» **To do**: In the data below, find every line with the string "Baptist" and pull it out.

** START **

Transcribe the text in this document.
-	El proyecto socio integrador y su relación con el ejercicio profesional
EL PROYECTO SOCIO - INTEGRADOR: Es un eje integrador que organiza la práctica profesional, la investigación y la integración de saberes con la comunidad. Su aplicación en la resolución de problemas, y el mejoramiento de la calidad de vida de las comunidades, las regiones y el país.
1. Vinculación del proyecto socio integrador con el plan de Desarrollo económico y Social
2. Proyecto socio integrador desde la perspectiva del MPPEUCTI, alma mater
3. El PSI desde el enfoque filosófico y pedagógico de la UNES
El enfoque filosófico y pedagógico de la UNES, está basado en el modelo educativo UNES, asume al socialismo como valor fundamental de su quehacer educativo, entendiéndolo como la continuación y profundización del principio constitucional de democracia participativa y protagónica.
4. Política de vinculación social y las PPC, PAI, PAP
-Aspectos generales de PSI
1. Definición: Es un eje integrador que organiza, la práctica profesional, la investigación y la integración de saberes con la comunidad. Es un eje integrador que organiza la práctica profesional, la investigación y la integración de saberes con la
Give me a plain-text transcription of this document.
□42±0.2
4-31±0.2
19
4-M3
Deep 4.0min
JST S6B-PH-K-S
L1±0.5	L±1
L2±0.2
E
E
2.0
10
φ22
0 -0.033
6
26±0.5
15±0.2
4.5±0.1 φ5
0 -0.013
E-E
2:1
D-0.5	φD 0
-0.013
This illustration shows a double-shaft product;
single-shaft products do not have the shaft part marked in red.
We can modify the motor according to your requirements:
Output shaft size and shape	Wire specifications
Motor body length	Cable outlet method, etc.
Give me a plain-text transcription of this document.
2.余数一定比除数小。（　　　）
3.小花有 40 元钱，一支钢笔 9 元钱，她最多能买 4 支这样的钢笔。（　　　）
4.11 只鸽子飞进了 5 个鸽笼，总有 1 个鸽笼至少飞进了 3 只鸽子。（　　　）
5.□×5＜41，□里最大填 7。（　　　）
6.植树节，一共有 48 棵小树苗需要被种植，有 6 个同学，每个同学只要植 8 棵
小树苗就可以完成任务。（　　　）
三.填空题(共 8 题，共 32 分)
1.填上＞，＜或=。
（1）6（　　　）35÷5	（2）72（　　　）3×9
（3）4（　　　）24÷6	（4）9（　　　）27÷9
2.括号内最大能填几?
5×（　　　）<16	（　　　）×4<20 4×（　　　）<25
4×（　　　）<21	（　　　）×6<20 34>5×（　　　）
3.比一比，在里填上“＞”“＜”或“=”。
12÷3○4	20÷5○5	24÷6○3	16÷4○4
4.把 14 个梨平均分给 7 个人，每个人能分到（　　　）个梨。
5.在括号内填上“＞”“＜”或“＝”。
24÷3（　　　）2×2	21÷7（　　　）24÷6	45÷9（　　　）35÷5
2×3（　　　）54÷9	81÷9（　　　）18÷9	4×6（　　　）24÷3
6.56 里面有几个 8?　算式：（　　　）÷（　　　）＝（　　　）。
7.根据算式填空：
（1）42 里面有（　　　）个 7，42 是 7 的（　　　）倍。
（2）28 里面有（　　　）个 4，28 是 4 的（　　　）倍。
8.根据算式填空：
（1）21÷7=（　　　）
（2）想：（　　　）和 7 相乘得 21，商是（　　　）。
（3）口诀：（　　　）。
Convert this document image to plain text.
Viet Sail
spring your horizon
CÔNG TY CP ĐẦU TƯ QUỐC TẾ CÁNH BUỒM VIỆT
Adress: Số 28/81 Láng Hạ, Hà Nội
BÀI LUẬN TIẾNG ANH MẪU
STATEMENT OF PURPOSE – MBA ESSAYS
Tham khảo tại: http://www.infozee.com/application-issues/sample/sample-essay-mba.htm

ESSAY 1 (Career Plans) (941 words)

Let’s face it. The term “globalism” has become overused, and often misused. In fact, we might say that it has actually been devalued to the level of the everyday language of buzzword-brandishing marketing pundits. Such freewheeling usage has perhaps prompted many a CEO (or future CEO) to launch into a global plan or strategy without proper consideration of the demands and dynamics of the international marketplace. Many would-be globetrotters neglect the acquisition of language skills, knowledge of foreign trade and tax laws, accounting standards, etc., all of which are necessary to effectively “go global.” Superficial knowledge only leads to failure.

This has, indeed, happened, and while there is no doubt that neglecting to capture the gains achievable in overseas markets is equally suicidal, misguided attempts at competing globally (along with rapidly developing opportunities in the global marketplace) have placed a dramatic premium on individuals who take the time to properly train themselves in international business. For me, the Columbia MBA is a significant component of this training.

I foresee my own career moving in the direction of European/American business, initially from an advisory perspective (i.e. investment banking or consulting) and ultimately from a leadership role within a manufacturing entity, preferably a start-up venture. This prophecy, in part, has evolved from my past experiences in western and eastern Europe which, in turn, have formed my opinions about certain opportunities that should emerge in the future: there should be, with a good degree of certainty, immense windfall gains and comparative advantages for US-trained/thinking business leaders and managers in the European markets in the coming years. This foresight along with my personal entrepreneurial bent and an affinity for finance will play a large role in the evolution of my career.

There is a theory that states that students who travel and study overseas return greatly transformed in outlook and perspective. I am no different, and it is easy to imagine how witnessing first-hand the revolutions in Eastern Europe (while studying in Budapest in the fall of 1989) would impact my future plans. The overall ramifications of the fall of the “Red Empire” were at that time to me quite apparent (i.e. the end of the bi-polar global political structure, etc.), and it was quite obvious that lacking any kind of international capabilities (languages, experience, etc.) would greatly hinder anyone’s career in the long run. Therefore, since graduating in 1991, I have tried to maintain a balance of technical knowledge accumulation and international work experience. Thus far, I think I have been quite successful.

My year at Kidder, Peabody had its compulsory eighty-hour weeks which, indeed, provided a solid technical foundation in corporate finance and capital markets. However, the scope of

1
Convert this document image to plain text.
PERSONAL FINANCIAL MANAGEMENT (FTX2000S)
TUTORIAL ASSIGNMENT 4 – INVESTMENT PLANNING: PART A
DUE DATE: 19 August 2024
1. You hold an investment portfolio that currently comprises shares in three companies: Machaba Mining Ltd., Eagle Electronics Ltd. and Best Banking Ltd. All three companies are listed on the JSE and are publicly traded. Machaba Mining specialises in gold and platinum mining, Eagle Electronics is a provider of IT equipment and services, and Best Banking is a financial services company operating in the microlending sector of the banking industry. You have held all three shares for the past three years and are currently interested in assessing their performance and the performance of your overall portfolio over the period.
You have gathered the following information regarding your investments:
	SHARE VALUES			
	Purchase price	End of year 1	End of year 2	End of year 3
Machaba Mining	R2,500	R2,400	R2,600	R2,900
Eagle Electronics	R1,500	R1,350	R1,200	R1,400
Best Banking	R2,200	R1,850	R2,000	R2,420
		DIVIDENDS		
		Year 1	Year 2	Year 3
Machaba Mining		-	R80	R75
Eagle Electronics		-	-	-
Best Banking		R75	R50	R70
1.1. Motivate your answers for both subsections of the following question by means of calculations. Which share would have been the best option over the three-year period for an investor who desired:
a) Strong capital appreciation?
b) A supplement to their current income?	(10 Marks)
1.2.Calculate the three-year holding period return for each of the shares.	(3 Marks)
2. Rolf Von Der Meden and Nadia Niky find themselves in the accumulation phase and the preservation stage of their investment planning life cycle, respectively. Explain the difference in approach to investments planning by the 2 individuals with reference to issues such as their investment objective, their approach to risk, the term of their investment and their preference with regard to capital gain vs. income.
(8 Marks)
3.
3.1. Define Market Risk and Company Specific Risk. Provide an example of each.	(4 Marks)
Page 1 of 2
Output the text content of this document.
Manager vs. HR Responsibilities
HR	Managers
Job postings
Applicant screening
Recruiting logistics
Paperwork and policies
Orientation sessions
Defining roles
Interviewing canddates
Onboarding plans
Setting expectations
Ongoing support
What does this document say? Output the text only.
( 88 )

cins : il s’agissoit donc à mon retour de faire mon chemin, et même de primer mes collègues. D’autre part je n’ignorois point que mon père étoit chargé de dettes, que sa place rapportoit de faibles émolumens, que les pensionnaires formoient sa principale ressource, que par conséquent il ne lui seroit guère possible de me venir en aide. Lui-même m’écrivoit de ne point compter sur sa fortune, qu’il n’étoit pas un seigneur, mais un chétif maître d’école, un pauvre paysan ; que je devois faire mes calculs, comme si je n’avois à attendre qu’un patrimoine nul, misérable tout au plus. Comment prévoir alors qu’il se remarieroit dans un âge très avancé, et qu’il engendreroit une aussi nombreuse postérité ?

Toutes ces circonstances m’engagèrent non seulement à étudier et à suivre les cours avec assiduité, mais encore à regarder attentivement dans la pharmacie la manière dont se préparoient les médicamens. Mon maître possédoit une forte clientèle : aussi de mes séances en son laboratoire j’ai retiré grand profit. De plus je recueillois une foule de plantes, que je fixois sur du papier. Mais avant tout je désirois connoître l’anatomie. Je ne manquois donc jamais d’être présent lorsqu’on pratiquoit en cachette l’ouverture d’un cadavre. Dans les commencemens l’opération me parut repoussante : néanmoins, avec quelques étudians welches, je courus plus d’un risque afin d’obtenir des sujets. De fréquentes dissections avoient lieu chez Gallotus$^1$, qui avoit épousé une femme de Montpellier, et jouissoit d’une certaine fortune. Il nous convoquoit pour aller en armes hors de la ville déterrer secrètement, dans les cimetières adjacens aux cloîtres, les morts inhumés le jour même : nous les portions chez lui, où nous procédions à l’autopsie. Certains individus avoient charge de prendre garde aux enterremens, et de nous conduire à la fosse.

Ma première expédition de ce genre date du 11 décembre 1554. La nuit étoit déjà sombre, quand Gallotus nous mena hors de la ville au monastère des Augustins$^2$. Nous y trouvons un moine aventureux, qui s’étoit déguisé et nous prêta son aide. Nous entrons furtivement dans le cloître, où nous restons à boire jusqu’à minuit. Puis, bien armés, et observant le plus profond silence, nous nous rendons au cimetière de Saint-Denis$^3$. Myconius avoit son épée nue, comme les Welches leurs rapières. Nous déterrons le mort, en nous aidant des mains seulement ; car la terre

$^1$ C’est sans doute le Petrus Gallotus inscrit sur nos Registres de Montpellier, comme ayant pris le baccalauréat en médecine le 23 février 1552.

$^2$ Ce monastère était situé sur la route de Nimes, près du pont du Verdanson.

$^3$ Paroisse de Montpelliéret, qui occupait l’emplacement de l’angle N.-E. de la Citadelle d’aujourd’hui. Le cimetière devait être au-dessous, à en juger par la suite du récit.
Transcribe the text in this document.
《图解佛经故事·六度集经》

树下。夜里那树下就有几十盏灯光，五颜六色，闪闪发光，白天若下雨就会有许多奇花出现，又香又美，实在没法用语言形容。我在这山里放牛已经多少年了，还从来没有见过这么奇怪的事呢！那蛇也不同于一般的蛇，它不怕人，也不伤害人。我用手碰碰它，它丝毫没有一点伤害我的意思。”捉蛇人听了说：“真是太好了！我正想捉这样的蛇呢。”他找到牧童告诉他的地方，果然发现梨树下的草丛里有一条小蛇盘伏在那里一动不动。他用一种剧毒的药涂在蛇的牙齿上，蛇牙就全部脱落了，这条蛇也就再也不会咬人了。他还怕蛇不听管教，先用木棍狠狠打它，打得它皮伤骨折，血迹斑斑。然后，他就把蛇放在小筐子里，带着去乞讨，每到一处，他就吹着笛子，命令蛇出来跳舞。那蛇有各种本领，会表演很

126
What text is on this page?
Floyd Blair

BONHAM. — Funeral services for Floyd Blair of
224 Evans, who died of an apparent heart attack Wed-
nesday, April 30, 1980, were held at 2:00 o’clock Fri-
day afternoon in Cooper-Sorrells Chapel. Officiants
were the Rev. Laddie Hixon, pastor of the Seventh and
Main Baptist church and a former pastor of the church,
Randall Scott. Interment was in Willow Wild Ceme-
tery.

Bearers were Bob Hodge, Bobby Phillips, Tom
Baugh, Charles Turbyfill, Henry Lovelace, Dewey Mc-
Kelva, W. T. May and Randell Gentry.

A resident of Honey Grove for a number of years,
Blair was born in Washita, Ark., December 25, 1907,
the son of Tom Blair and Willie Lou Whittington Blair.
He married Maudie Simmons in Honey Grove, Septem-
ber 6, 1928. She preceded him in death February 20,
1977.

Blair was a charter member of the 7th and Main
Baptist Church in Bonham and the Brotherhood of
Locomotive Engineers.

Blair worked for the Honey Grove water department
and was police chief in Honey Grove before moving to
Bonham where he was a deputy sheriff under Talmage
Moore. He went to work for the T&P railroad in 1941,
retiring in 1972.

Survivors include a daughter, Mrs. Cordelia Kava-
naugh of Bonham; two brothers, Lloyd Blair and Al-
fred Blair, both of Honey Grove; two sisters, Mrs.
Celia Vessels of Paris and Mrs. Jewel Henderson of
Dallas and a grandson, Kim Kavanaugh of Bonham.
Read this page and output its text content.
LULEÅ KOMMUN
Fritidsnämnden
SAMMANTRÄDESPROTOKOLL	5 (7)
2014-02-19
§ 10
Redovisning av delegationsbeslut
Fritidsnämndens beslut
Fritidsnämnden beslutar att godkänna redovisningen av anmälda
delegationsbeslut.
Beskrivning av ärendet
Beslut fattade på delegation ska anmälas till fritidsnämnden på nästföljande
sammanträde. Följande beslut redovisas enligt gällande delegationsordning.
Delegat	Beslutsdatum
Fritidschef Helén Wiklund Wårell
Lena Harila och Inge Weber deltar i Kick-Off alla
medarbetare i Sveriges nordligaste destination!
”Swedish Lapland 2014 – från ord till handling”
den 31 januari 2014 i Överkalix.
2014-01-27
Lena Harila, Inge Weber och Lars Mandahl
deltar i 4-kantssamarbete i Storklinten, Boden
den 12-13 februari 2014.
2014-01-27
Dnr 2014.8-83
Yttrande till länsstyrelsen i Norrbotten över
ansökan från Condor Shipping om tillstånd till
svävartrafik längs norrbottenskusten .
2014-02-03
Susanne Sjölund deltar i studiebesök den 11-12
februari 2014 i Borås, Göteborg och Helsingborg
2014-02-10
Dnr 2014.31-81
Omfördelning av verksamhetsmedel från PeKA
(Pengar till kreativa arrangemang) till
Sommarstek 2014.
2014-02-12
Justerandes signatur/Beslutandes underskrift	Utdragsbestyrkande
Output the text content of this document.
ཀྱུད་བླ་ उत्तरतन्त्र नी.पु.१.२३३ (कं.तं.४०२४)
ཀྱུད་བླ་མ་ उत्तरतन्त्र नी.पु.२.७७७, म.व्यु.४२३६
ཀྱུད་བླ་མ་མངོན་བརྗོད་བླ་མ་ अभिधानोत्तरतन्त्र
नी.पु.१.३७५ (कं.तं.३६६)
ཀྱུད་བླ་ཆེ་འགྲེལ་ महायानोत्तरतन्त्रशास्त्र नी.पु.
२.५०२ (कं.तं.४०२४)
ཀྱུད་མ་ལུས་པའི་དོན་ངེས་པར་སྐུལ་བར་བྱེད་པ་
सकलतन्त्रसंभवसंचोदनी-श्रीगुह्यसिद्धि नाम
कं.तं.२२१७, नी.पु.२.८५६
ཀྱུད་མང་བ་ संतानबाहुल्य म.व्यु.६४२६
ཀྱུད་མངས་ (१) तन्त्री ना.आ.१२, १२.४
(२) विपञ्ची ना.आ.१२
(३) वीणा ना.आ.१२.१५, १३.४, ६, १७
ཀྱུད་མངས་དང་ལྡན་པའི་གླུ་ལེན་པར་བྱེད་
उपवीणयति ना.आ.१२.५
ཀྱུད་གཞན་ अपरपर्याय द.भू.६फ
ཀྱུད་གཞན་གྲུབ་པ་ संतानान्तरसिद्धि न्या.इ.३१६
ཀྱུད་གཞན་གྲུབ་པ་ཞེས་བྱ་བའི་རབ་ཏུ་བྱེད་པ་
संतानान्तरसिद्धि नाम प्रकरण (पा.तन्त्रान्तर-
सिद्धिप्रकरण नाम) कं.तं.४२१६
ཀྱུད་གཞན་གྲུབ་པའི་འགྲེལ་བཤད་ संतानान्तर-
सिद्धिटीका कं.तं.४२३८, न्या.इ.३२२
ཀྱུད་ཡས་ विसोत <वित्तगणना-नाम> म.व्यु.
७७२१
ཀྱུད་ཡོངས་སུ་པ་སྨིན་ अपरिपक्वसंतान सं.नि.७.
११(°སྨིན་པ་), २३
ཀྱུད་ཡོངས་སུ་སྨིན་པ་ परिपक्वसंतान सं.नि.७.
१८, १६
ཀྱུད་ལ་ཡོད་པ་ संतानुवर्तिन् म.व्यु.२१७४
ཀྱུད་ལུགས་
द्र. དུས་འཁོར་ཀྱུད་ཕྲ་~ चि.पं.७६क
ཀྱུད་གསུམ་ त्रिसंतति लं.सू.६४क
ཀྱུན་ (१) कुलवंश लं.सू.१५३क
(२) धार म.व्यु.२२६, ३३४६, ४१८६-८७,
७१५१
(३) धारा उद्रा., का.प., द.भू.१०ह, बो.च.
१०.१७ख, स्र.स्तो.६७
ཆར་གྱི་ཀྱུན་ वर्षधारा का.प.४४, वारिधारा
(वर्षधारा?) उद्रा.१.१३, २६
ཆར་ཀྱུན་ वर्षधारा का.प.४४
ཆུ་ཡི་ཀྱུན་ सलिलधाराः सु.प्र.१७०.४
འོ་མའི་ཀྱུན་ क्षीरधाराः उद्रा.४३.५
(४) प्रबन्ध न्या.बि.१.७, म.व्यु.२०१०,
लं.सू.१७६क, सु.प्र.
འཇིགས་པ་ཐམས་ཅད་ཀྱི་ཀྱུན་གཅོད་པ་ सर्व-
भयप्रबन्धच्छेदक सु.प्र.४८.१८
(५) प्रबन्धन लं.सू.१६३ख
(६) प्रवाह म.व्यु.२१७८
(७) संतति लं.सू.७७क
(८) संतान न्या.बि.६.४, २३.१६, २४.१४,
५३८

** END **

» **Exercise response**:
Main Baptist church and a former pastor of the church,
Baptist Church in Bonham and the Brotherhood of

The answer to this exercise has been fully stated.